---- INPUT

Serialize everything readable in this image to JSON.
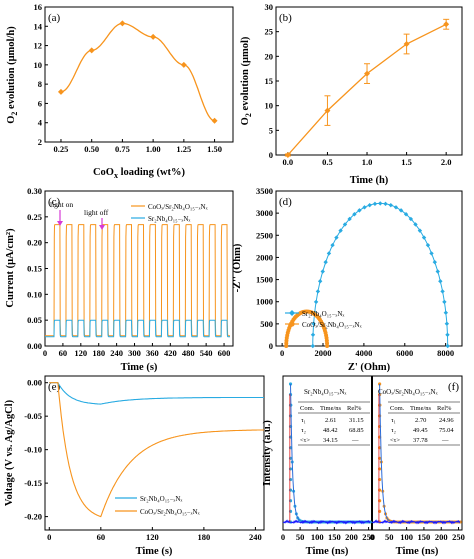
{
  "colors": {
    "orange": "#f7941d",
    "blue": "#29abe2",
    "pink": "#d63ad6",
    "black": "#000000"
  },
  "chart_data": [
    {
      "panel": "(a)",
      "type": "line",
      "xlabel": "CoO",
      "xlabel_sub": "x",
      "xlabel_rest": " loading (wt%)",
      "ylabel": "O",
      "ylabel_sub": "2",
      "ylabel_rest": " evolution (μmol/h)",
      "xlim": [
        0.12,
        1.65
      ],
      "ylim": [
        2,
        16
      ],
      "xticks": [
        0.25,
        0.5,
        0.75,
        1.0,
        1.25,
        1.5
      ],
      "xticklabels": [
        "0.25",
        "0.50",
        "0.75",
        "1.00",
        "1.25",
        "1.50"
      ],
      "yticks": [
        2,
        4,
        6,
        8,
        10,
        12,
        14,
        16
      ],
      "yticklabels": [
        "2",
        "4",
        "6",
        "8",
        "10",
        "12",
        "14",
        "16"
      ],
      "series": [
        {
          "x": [
            0.25,
            0.5,
            0.75,
            1.0,
            1.25,
            1.5
          ],
          "y": [
            7.2,
            11.5,
            14.3,
            12.9,
            10.0,
            4.2
          ],
          "color": "#f7941d",
          "marker": "diamond"
        }
      ]
    },
    {
      "panel": "(b)",
      "type": "line",
      "xlabel": "Time (h)",
      "ylabel": "O",
      "ylabel_sub": "2",
      "ylabel_rest": " evolution (μmol)",
      "xlim": [
        -0.15,
        2.2
      ],
      "ylim": [
        0,
        30
      ],
      "xticks": [
        0.0,
        0.5,
        1.0,
        1.5,
        2.0
      ],
      "xticklabels": [
        "0.0",
        "0.5",
        "1.0",
        "1.5",
        "2.0"
      ],
      "yticks": [
        0,
        5,
        10,
        15,
        20,
        25,
        30
      ],
      "yticklabels": [
        "0",
        "5",
        "10",
        "15",
        "20",
        "25",
        "30"
      ],
      "series": [
        {
          "x": [
            0,
            0.5,
            1.0,
            1.5,
            2.0
          ],
          "y": [
            0,
            9.0,
            16.5,
            22.5,
            26.5
          ],
          "err": [
            0.2,
            3.0,
            2.0,
            2.0,
            1.0
          ],
          "color": "#f7941d",
          "marker": "diamond"
        }
      ]
    },
    {
      "panel": "(c)",
      "type": "line",
      "xlabel": "Time (s)",
      "ylabel": "Current (μA/cm²)",
      "xlim": [
        0,
        630
      ],
      "ylim": [
        0,
        0.3
      ],
      "xticks": [
        0,
        60,
        120,
        180,
        240,
        300,
        360,
        420,
        480,
        540,
        600
      ],
      "xticklabels": [
        "0",
        "60",
        "120",
        "180",
        "240",
        "300",
        "360",
        "420",
        "480",
        "540",
        "600"
      ],
      "yticks": [
        0.0,
        0.05,
        0.1,
        0.15,
        0.2,
        0.25,
        0.3
      ],
      "yticklabels": [
        "0.00",
        "0.05",
        "0.10",
        "0.15",
        "0.20",
        "0.25",
        "0.30"
      ],
      "annotations": [
        "light on",
        "light off"
      ],
      "series": [
        {
          "name": "CoOₓ/Sr₂Nb₄O₁₅₋ₓNₓ",
          "color": "#f7941d",
          "on": 0.235,
          "off": 0.02
        },
        {
          "name": "Sr₂Nb₄O₁₅₋ₓNₓ",
          "color": "#29abe2",
          "on": 0.05,
          "off": 0.018
        }
      ]
    },
    {
      "panel": "(d)",
      "type": "scatter",
      "xlabel": "Z' (Ohm)",
      "ylabel": "-Z'' (Ohm)",
      "xlim": [
        -300,
        8800
      ],
      "ylim": [
        0,
        3500
      ],
      "xticks": [
        0,
        2000,
        4000,
        6000,
        8000
      ],
      "xticklabels": [
        "0",
        "2000",
        "4000",
        "6000",
        "8000"
      ],
      "yticks": [
        0,
        500,
        1000,
        1500,
        2000,
        2500,
        3000,
        3500
      ],
      "yticklabels": [
        "0",
        "500",
        "1000",
        "1500",
        "2000",
        "2500",
        "3000",
        "3500"
      ],
      "series": [
        {
          "name": "Sr₂Nb₄O₁₅₋ₓNₓ",
          "color": "#29abe2",
          "marker": "diamond",
          "center": 4800,
          "radius": 3300,
          "height": 3220
        },
        {
          "name": "CoOₓ/Sr₂Nb₄O₁₅₋ₓNₓ",
          "color": "#f7941d",
          "marker": "circle",
          "center": 1200,
          "radius": 1000,
          "height": 780
        }
      ]
    },
    {
      "panel": "(e)",
      "type": "line",
      "xlabel": "Time (s)",
      "ylabel": "Voltage (V vs. Ag/AgCl)",
      "xlim": [
        -5,
        250
      ],
      "ylim": [
        -0.22,
        0.01
      ],
      "xticks": [
        0,
        60,
        120,
        180,
        240
      ],
      "xticklabels": [
        "0",
        "60",
        "120",
        "180",
        "240"
      ],
      "yticks": [
        0.0,
        -0.05,
        -0.1,
        -0.15,
        -0.2
      ],
      "yticklabels": [
        "0.00",
        "-0.05",
        "-0.10",
        "-0.15",
        "-0.20"
      ],
      "series": [
        {
          "name": "Sr₂Nb₄O₁₅₋ₓNₓ",
          "color": "#29abe2",
          "min": -0.032,
          "final": -0.022
        },
        {
          "name": "CoOₓ/Sr₂Nb₄O₁₅₋ₓNₓ",
          "color": "#f7941d",
          "min": -0.2,
          "final": -0.07
        }
      ]
    },
    {
      "panel": "(f)",
      "type": "scatter",
      "xlabel": "Time (ns)",
      "ylabel": "Intensity (a.u.)",
      "xlim": [
        0,
        260
      ],
      "xticks": [
        0,
        50,
        100,
        150,
        200,
        250
      ],
      "xticklabels": [
        "0",
        "50",
        "100",
        "150",
        "200",
        "250"
      ],
      "subpanels": [
        {
          "title": "Sr₂Nb₄O₁₅₋ₓNₓ",
          "color": "#29abe2",
          "decay_color": "#2b6cd9",
          "table": {
            "header": [
              "Com.",
              "Time/ns",
              "Rel%"
            ],
            "rows": [
              [
                "τ₁",
                "2.61",
                "31.15"
              ],
              [
                "τ₂",
                "48.42",
                "68.85"
              ],
              [
                "<τ>",
                "34.15",
                "—"
              ]
            ]
          }
        },
        {
          "title": "CoOₓ/Sr₂Nb₄O₁₅₋ₓNₓ",
          "color": "#f7941d",
          "decay_color": "#2b6cd9",
          "table": {
            "header": [
              "Com.",
              "Time/ns",
              "Rel%"
            ],
            "rows": [
              [
                "τ₁",
                "2.70",
                "24.96"
              ],
              [
                "τ₂",
                "49.45",
                "75.04"
              ],
              [
                "<τ>",
                "37.78",
                "—"
              ]
            ]
          }
        }
      ]
    }
  ]
}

--------

# SET PROBLEM
Print out every entry above without changing a word, and leave out the pictures.

# RESPONSE BELOW
Serialize everything readable in this image to JSON.
{
  "colors": {
    "orange": "#f7941d",
    "blue": "#29abe2",
    "pink": "#d63ad6",
    "black": "#000000"
  },
  "chart_data": [
    {
      "panel": "(a)",
      "type": "line",
      "xlabel": "CoO",
      "xlabel_sub": "x",
      "xlabel_rest": " loading (wt%)",
      "ylabel": "O",
      "ylabel_sub": "2",
      "ylabel_rest": " evolution (μmol/h)",
      "xlim": [
        0.12,
        1.65
      ],
      "ylim": [
        2,
        16
      ],
      "xticks": [
        0.25,
        0.5,
        0.75,
        1.0,
        1.25,
        1.5
      ],
      "xticklabels": [
        "0.25",
        "0.50",
        "0.75",
        "1.00",
        "1.25",
        "1.50"
      ],
      "yticks": [
        2,
        4,
        6,
        8,
        10,
        12,
        14,
        16
      ],
      "yticklabels": [
        "2",
        "4",
        "6",
        "8",
        "10",
        "12",
        "14",
        "16"
      ],
      "series": [
        {
          "x": [
            0.25,
            0.5,
            0.75,
            1.0,
            1.25,
            1.5
          ],
          "y": [
            7.2,
            11.5,
            14.3,
            12.9,
            10.0,
            4.2
          ],
          "color": "#f7941d",
          "marker": "diamond"
        }
      ]
    },
    {
      "panel": "(b)",
      "type": "line",
      "xlabel": "Time (h)",
      "ylabel": "O",
      "ylabel_sub": "2",
      "ylabel_rest": " evolution (μmol)",
      "xlim": [
        -0.15,
        2.2
      ],
      "ylim": [
        0,
        30
      ],
      "xticks": [
        0.0,
        0.5,
        1.0,
        1.5,
        2.0
      ],
      "xticklabels": [
        "0.0",
        "0.5",
        "1.0",
        "1.5",
        "2.0"
      ],
      "yticks": [
        0,
        5,
        10,
        15,
        20,
        25,
        30
      ],
      "yticklabels": [
        "0",
        "5",
        "10",
        "15",
        "20",
        "25",
        "30"
      ],
      "series": [
        {
          "x": [
            0,
            0.5,
            1.0,
            1.5,
            2.0
          ],
          "y": [
            0,
            9.0,
            16.5,
            22.5,
            26.5
          ],
          "err": [
            0.2,
            3.0,
            2.0,
            2.0,
            1.0
          ],
          "color": "#f7941d",
          "marker": "diamond"
        }
      ]
    },
    {
      "panel": "(c)",
      "type": "line",
      "xlabel": "Time (s)",
      "ylabel": "Current (μA/cm²)",
      "xlim": [
        0,
        630
      ],
      "ylim": [
        0,
        0.3
      ],
      "xticks": [
        0,
        60,
        120,
        180,
        240,
        300,
        360,
        420,
        480,
        540,
        600
      ],
      "xticklabels": [
        "0",
        "60",
        "120",
        "180",
        "240",
        "300",
        "360",
        "420",
        "480",
        "540",
        "600"
      ],
      "yticks": [
        0.0,
        0.05,
        0.1,
        0.15,
        0.2,
        0.25,
        0.3
      ],
      "yticklabels": [
        "0.00",
        "0.05",
        "0.10",
        "0.15",
        "0.20",
        "0.25",
        "0.30"
      ],
      "annotations": [
        "light on",
        "light off"
      ],
      "series": [
        {
          "name": "CoOₓ/Sr₂Nb₄O₁₅₋ₓNₓ",
          "color": "#f7941d",
          "on": 0.235,
          "off": 0.02
        },
        {
          "name": "Sr₂Nb₄O₁₅₋ₓNₓ",
          "color": "#29abe2",
          "on": 0.05,
          "off": 0.018
        }
      ]
    },
    {
      "panel": "(d)",
      "type": "scatter",
      "xlabel": "Z' (Ohm)",
      "ylabel": "-Z'' (Ohm)",
      "xlim": [
        -300,
        8800
      ],
      "ylim": [
        0,
        3500
      ],
      "xticks": [
        0,
        2000,
        4000,
        6000,
        8000
      ],
      "xticklabels": [
        "0",
        "2000",
        "4000",
        "6000",
        "8000"
      ],
      "yticks": [
        0,
        500,
        1000,
        1500,
        2000,
        2500,
        3000,
        3500
      ],
      "yticklabels": [
        "0",
        "500",
        "1000",
        "1500",
        "2000",
        "2500",
        "3000",
        "3500"
      ],
      "series": [
        {
          "name": "Sr₂Nb₄O₁₅₋ₓNₓ",
          "color": "#29abe2",
          "marker": "diamond",
          "center": 4800,
          "radius": 3300,
          "height": 3220
        },
        {
          "name": "CoOₓ/Sr₂Nb₄O₁₅₋ₓNₓ",
          "color": "#f7941d",
          "marker": "circle",
          "center": 1200,
          "radius": 1000,
          "height": 780
        }
      ]
    },
    {
      "panel": "(e)",
      "type": "line",
      "xlabel": "Time (s)",
      "ylabel": "Voltage (V vs. Ag/AgCl)",
      "xlim": [
        -5,
        250
      ],
      "ylim": [
        -0.22,
        0.01
      ],
      "xticks": [
        0,
        60,
        120,
        180,
        240
      ],
      "xticklabels": [
        "0",
        "60",
        "120",
        "180",
        "240"
      ],
      "yticks": [
        0.0,
        -0.05,
        -0.1,
        -0.15,
        -0.2
      ],
      "yticklabels": [
        "0.00",
        "-0.05",
        "-0.10",
        "-0.15",
        "-0.20"
      ],
      "series": [
        {
          "name": "Sr₂Nb₄O₁₅₋ₓNₓ",
          "color": "#29abe2",
          "min": -0.032,
          "final": -0.022
        },
        {
          "name": "CoOₓ/Sr₂Nb₄O₁₅₋ₓNₓ",
          "color": "#f7941d",
          "min": -0.2,
          "final": -0.07
        }
      ]
    },
    {
      "panel": "(f)",
      "type": "scatter",
      "xlabel": "Time (ns)",
      "ylabel": "Intensity (a.u.)",
      "xlim": [
        0,
        260
      ],
      "xticks": [
        0,
        50,
        100,
        150,
        200,
        250
      ],
      "xticklabels": [
        "0",
        "50",
        "100",
        "150",
        "200",
        "250"
      ],
      "subpanels": [
        {
          "title": "Sr₂Nb₄O₁₅₋ₓNₓ",
          "color": "#29abe2",
          "decay_color": "#2b6cd9",
          "table": {
            "header": [
              "Com.",
              "Time/ns",
              "Rel%"
            ],
            "rows": [
              [
                "τ₁",
                "2.61",
                "31.15"
              ],
              [
                "τ₂",
                "48.42",
                "68.85"
              ],
              [
                "<τ>",
                "34.15",
                "—"
              ]
            ]
          }
        },
        {
          "title": "CoOₓ/Sr₂Nb₄O₁₅₋ₓNₓ",
          "color": "#f7941d",
          "decay_color": "#2b6cd9",
          "table": {
            "header": [
              "Com.",
              "Time/ns",
              "Rel%"
            ],
            "rows": [
              [
                "τ₁",
                "2.70",
                "24.96"
              ],
              [
                "τ₂",
                "49.45",
                "75.04"
              ],
              [
                "<τ>",
                "37.78",
                "—"
              ]
            ]
          }
        }
      ]
    }
  ]
}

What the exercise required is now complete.